— START OF Data for the task —

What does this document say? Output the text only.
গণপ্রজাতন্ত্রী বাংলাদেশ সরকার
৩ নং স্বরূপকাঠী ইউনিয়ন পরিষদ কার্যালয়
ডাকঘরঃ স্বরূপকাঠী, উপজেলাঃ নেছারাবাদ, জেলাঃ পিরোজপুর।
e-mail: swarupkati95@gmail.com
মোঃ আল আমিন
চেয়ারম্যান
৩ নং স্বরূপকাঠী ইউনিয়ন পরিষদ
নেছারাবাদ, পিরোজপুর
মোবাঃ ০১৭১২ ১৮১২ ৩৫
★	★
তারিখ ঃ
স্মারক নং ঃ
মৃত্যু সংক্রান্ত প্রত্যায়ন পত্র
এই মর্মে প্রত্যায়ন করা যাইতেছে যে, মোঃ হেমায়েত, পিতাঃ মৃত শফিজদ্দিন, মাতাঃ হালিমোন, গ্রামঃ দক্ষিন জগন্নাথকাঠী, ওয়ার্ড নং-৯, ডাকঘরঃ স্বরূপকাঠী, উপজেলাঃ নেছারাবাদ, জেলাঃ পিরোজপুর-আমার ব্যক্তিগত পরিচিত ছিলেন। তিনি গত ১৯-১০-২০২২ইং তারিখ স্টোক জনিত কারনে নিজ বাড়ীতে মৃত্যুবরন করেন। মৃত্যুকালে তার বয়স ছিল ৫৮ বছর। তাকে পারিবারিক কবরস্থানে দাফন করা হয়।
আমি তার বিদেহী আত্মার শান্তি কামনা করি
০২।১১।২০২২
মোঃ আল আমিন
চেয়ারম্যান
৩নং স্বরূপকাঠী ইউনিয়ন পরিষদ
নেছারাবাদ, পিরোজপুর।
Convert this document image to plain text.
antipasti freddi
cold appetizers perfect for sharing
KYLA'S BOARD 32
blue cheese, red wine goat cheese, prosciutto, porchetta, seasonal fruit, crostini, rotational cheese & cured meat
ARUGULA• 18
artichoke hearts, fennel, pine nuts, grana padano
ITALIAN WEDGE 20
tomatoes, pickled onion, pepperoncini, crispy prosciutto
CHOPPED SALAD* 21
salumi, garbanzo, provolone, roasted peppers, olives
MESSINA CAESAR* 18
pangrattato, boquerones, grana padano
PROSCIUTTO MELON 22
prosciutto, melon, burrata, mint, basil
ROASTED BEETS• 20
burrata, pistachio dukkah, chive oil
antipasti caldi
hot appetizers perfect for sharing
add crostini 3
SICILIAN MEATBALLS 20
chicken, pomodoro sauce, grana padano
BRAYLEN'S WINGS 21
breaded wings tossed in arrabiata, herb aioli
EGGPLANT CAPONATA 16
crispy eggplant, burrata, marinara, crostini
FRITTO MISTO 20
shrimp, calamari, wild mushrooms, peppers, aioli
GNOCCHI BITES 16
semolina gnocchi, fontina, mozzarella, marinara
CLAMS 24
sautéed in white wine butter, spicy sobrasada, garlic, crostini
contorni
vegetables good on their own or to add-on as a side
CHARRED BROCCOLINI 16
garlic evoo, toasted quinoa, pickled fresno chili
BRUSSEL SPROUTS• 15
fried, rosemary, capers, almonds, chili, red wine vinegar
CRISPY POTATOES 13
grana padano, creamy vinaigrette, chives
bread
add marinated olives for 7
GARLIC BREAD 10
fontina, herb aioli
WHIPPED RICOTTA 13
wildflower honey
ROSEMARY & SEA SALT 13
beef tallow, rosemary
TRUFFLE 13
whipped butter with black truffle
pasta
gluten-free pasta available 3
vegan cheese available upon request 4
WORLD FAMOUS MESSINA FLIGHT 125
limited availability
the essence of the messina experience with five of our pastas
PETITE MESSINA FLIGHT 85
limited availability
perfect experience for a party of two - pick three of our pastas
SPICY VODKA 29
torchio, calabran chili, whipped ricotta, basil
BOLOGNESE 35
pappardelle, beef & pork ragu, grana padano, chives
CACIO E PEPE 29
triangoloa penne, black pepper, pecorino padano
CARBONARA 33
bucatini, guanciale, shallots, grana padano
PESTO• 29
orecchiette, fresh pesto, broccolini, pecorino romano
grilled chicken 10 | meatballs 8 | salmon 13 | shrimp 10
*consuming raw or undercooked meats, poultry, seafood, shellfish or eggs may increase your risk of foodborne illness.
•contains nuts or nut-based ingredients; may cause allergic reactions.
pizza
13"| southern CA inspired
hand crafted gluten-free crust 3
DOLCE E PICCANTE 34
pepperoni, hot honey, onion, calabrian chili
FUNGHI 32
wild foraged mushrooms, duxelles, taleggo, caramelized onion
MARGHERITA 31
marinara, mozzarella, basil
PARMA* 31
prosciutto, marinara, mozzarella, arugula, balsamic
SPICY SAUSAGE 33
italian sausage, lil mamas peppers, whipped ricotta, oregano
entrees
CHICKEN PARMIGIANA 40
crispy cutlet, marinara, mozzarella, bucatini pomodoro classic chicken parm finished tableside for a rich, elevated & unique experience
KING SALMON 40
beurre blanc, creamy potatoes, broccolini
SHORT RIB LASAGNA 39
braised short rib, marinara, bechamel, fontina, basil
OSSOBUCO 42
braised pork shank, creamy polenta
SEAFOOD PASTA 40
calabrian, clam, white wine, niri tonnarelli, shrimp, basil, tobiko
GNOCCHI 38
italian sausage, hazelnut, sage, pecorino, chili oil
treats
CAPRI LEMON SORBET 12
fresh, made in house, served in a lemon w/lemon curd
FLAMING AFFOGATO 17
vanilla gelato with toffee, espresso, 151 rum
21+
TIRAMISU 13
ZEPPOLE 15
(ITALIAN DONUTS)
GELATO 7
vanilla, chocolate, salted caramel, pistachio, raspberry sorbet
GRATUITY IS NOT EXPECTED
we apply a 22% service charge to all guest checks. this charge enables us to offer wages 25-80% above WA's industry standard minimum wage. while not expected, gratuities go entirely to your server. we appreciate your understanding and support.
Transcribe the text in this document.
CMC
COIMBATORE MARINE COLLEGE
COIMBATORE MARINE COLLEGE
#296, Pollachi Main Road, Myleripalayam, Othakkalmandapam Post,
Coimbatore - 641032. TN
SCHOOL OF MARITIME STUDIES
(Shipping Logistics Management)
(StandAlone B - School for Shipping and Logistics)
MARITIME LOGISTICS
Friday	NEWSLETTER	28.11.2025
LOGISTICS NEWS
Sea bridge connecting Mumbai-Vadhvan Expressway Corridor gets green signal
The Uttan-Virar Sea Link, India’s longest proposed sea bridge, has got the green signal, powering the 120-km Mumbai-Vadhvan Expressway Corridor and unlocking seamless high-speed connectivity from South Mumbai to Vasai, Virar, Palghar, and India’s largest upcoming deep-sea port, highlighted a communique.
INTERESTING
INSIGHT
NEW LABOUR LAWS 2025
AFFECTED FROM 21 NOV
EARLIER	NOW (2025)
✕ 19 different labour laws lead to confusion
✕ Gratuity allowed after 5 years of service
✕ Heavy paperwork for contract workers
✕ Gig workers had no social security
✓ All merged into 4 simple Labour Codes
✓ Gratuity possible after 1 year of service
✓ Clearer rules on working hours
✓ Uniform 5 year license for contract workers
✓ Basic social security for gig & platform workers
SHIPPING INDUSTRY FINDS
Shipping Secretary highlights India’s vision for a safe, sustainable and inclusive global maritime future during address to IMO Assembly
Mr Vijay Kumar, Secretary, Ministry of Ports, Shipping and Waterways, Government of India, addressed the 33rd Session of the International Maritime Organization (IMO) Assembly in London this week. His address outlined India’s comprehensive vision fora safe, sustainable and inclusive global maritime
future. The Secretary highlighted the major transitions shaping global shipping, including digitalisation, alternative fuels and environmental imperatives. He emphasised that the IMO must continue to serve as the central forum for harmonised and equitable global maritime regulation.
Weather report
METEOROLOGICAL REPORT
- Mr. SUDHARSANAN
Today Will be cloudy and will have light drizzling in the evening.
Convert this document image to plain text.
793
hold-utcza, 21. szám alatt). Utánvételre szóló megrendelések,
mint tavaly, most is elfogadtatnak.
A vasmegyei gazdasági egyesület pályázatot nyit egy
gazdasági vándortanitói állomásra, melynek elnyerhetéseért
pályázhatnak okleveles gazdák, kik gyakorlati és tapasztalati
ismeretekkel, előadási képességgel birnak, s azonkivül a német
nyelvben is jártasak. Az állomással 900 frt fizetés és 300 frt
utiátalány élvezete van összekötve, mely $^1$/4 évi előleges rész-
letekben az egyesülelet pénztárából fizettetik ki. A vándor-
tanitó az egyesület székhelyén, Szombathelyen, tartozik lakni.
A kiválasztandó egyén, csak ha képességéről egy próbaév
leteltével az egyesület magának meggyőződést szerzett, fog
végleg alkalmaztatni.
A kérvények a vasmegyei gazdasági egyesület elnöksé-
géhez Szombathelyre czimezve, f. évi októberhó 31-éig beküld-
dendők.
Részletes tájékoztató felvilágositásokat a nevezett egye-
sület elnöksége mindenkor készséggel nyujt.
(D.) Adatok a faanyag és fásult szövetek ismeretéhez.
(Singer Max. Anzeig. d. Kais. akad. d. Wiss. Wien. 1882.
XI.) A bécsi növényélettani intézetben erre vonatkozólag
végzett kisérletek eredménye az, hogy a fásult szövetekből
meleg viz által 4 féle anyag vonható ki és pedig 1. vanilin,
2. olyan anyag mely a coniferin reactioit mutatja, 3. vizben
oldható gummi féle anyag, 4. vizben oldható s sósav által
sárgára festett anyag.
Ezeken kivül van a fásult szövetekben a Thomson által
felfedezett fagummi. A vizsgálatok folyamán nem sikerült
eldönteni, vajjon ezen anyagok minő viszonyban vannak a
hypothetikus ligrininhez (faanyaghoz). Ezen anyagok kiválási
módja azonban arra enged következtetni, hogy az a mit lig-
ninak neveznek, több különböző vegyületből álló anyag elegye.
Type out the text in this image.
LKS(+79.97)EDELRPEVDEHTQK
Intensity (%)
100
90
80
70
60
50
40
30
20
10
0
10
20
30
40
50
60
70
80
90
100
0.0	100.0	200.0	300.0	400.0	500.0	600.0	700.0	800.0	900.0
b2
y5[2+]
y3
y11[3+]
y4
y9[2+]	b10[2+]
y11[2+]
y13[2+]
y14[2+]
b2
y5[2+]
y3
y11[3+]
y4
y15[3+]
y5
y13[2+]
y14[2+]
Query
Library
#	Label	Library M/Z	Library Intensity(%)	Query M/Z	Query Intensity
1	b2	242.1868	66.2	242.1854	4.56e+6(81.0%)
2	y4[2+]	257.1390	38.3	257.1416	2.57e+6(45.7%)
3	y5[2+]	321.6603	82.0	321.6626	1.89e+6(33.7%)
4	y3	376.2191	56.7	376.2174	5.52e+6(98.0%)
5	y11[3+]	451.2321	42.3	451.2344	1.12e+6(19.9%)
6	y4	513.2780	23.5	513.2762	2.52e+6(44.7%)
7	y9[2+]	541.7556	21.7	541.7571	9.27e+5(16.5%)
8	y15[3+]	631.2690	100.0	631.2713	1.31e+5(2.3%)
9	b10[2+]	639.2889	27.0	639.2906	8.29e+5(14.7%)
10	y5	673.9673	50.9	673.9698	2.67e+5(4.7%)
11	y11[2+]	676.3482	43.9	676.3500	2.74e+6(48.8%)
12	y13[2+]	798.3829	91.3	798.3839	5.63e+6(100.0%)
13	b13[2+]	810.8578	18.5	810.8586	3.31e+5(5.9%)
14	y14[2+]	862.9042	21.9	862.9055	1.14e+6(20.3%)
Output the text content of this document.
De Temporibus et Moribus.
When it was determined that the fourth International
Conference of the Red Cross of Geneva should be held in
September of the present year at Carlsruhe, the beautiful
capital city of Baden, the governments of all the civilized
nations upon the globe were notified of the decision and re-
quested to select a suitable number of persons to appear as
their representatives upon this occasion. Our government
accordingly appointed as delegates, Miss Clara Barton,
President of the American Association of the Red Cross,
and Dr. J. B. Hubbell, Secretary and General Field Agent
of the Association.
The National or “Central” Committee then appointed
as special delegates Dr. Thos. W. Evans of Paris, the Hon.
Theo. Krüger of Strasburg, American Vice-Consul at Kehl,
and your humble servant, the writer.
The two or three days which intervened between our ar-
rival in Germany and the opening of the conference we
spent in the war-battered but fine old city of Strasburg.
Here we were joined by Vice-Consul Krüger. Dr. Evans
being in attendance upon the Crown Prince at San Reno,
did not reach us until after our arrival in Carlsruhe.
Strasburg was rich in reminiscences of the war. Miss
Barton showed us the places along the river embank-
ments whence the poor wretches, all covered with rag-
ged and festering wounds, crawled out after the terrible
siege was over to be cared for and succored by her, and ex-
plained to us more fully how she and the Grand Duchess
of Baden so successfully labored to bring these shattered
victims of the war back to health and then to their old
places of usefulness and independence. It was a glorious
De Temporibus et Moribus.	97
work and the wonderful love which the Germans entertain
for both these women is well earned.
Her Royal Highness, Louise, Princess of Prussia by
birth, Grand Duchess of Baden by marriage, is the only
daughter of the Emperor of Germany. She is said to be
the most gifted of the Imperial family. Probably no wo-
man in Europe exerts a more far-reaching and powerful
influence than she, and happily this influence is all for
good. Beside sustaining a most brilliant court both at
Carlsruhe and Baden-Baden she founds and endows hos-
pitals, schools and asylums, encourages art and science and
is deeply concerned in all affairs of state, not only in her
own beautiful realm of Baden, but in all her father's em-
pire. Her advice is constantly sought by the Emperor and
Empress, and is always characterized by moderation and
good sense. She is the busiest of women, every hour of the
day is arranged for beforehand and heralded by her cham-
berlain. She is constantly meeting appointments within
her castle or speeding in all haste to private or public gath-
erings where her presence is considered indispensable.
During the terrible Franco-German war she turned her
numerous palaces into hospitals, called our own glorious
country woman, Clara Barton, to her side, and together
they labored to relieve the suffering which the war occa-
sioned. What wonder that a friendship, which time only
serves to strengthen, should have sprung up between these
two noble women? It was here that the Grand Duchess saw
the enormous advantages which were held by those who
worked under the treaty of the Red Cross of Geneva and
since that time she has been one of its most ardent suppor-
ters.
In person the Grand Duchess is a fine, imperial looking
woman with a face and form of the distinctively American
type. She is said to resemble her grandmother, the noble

— END OF Data for the task —

What the task requires: Read the entries above, then pull out the lines that include "city".

Reply to the task:
capital city of Baden, the governments of all the civilized
spent in the war-battered but fine old city of Strasburg.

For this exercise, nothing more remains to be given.